### Input data:
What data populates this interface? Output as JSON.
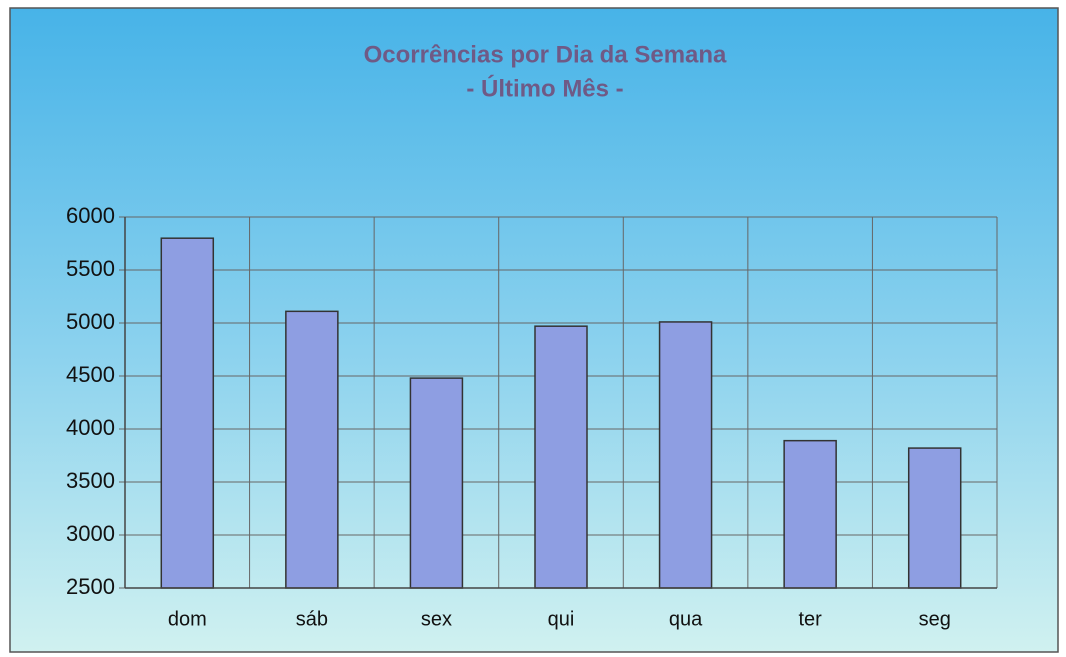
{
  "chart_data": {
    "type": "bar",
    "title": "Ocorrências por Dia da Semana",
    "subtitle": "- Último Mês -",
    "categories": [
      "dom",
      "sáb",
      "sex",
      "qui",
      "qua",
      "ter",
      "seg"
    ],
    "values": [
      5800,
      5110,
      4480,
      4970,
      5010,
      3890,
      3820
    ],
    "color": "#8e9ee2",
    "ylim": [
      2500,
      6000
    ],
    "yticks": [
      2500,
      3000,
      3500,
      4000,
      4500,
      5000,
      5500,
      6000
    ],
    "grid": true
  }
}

--

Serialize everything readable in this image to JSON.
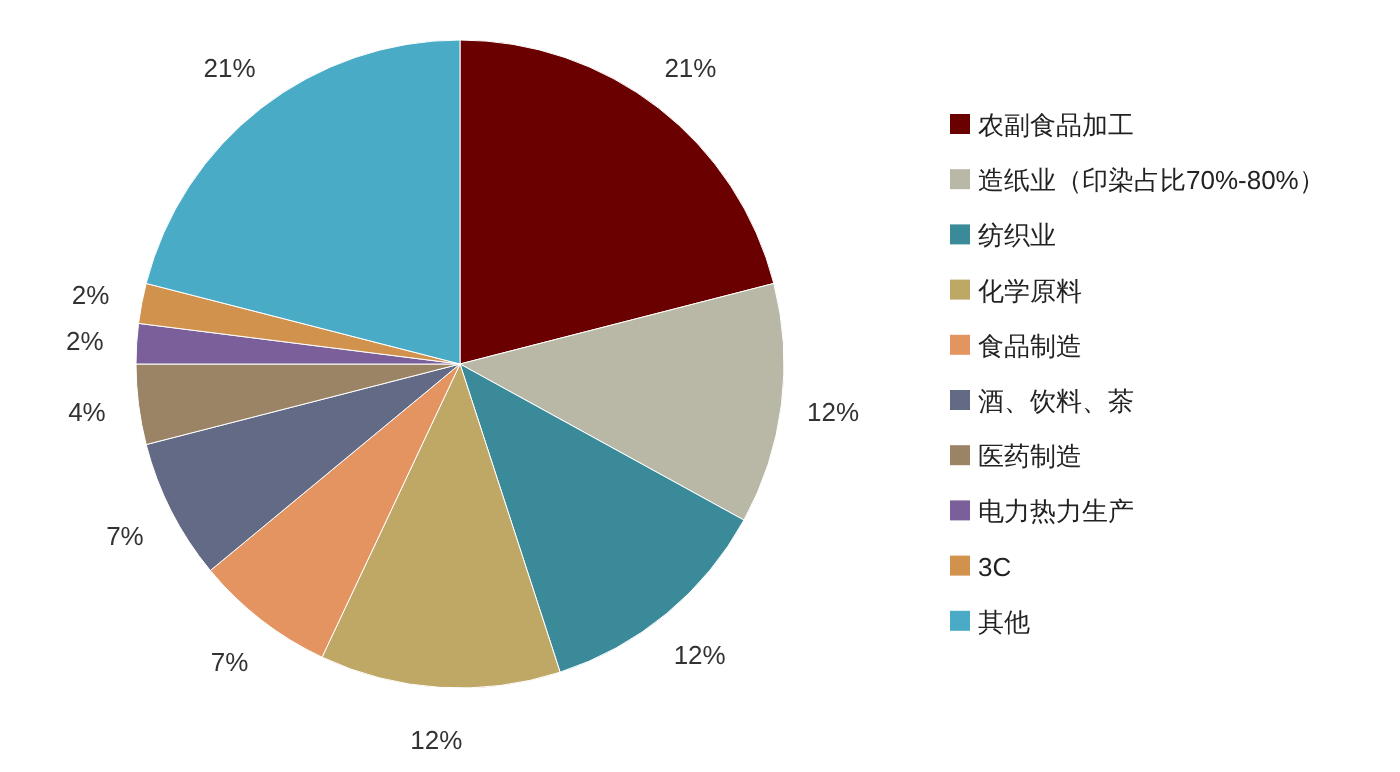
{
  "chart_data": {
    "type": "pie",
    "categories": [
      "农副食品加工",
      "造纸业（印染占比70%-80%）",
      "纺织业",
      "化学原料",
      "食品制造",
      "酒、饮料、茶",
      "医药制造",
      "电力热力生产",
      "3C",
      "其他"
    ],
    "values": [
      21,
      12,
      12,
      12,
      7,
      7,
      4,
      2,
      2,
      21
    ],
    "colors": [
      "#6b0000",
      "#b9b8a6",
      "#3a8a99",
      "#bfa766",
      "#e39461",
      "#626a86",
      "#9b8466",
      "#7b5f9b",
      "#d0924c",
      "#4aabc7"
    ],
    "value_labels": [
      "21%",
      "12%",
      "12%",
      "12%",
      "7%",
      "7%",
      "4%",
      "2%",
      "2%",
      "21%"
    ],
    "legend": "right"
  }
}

### What is asked:
Look through the listing above and count the lines where the string "JSON" appears. Report the number only.

### Solution to the exercise:
2